** start of Supplied data **

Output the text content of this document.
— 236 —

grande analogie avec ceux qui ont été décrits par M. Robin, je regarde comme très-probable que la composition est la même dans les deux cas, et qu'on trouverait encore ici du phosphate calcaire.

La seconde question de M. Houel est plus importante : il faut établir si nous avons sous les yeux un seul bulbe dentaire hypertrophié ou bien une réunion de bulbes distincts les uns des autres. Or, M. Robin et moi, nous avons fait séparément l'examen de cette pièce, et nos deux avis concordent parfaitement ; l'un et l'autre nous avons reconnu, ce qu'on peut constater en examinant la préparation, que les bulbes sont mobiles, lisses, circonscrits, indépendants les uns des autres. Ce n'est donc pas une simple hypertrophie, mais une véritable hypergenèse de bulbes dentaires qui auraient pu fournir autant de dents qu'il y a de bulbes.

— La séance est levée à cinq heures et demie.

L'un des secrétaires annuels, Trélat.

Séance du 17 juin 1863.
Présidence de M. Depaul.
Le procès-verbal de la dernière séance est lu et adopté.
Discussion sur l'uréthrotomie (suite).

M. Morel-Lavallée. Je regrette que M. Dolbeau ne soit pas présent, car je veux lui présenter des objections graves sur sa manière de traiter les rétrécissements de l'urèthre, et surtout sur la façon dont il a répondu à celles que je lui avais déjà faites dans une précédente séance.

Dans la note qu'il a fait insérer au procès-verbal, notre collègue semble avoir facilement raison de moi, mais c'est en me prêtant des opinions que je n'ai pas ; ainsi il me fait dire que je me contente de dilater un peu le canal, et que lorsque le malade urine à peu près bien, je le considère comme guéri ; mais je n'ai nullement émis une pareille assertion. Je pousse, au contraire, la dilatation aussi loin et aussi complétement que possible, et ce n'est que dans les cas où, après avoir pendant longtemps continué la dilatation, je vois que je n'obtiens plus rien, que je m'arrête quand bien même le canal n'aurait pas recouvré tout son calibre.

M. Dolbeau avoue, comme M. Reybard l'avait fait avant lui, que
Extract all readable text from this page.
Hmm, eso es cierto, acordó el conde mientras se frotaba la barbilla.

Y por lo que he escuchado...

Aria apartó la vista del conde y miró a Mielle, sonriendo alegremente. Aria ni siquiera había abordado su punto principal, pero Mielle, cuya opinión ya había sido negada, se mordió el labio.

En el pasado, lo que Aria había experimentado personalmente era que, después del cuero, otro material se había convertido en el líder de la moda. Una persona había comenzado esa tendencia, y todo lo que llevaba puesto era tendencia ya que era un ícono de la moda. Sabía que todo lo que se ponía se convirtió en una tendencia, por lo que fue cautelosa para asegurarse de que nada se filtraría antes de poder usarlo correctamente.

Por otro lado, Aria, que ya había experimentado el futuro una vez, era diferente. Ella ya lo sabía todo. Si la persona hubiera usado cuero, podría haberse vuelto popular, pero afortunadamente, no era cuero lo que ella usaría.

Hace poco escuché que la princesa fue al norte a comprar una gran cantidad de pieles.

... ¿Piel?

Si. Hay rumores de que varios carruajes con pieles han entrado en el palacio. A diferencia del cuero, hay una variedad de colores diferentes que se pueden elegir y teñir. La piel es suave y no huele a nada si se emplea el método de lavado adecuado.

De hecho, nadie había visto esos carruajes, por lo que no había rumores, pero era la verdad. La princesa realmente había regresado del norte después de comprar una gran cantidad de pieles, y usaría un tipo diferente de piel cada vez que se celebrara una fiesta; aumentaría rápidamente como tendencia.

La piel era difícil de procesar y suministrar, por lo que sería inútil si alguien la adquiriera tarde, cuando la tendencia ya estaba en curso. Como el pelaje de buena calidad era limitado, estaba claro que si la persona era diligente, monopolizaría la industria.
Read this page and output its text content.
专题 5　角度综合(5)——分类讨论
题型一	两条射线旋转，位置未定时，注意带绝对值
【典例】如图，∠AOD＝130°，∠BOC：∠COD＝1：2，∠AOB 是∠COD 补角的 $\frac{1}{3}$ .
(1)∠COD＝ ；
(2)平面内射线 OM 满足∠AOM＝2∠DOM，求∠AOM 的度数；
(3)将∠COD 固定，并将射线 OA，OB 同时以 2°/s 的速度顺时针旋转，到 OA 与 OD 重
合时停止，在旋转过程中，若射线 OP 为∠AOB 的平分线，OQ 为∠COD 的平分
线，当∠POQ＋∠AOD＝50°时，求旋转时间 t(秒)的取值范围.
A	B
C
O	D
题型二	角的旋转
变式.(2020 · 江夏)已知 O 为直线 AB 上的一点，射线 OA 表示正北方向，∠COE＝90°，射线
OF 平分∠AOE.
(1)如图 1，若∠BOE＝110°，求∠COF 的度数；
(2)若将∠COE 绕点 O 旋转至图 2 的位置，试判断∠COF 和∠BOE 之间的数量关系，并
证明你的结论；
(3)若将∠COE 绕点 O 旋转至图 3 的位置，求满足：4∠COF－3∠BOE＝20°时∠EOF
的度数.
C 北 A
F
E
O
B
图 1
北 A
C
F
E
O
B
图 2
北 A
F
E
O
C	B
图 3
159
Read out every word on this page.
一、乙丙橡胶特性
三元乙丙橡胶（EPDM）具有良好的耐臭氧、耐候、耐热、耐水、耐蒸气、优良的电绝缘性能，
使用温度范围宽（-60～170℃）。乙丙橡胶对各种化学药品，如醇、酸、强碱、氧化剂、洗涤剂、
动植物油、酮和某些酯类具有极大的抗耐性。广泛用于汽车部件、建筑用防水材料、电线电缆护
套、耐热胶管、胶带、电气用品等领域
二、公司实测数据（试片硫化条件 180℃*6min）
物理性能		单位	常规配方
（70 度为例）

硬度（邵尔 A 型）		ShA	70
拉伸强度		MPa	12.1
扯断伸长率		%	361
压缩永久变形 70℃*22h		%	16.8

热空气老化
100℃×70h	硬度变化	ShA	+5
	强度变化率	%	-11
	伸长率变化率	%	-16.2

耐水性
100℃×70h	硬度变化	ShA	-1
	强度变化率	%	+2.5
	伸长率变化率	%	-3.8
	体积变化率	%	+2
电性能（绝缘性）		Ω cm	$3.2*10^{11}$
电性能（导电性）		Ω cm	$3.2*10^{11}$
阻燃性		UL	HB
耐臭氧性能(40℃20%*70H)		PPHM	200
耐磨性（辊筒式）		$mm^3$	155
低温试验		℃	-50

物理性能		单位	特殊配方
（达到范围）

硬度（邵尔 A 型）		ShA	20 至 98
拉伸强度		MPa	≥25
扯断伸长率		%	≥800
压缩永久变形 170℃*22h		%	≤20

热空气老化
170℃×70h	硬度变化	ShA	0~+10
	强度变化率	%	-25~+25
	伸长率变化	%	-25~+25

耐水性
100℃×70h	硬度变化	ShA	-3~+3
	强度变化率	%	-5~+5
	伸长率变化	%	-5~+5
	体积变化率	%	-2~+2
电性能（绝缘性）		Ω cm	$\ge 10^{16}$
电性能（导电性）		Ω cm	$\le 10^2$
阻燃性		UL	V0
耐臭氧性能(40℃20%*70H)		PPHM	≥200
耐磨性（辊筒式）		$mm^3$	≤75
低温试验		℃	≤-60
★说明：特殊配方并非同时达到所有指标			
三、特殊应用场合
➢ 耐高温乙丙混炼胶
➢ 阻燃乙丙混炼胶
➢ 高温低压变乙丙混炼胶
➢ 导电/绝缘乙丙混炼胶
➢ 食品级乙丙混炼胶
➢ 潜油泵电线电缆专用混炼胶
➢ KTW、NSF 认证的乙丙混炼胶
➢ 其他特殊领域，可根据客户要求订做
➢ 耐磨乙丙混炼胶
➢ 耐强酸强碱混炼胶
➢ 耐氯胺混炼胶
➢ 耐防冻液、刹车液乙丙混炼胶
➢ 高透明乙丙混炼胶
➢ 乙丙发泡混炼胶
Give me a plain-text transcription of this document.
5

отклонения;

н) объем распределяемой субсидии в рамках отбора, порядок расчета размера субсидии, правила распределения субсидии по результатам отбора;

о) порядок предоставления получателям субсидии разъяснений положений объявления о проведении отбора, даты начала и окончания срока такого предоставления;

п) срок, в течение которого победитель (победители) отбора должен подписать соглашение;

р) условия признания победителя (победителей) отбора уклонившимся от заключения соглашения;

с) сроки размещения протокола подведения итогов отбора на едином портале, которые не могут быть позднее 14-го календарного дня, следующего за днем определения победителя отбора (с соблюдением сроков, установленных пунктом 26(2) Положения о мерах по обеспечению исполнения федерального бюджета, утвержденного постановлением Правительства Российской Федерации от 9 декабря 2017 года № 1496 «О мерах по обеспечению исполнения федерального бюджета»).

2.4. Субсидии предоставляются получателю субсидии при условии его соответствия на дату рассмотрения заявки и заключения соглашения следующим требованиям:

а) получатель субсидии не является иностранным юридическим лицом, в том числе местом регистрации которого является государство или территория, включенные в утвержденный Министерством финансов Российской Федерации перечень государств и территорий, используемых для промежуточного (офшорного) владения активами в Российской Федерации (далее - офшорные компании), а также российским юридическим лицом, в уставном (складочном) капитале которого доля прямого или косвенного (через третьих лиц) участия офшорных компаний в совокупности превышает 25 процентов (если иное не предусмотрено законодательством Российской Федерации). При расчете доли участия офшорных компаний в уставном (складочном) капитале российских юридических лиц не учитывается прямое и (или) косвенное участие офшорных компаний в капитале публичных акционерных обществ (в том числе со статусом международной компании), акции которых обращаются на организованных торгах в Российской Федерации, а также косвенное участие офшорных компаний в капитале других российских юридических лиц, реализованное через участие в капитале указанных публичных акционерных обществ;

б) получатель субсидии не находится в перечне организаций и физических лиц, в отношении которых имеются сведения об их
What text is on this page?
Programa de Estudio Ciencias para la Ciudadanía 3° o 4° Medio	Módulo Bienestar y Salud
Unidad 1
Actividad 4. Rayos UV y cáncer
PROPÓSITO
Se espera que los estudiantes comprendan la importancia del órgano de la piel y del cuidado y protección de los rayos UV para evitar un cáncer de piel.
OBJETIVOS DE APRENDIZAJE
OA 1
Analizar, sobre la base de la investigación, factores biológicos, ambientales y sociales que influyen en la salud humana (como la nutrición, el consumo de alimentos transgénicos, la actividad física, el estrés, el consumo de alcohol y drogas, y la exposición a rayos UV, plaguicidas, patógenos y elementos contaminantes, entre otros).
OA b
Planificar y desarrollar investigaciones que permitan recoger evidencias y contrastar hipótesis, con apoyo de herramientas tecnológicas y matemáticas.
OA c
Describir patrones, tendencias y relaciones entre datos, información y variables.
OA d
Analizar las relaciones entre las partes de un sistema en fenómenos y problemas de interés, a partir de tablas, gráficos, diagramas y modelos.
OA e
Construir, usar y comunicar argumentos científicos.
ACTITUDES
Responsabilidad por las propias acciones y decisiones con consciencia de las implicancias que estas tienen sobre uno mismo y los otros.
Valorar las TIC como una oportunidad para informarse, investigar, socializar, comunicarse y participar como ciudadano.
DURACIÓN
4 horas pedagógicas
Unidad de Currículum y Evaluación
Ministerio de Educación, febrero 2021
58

** end of Supplied data **

= Directions for this task =
Go through the preceding material and copy each line that has the word "norte".

= Answer in full =
Hace poco escuché que la princesa fue al norte a comprar una gran cantidad de pieles.
De hecho, nadie había visto esos carruajes, por lo que no había rumores, pero era la verdad. La princesa realmente había regresado del norte después de comprar una gran cantidad de pieles, y usaría un tipo diferente de piel cada vez que se celebrara una fiesta; aumentaría rápidamente como tendencia.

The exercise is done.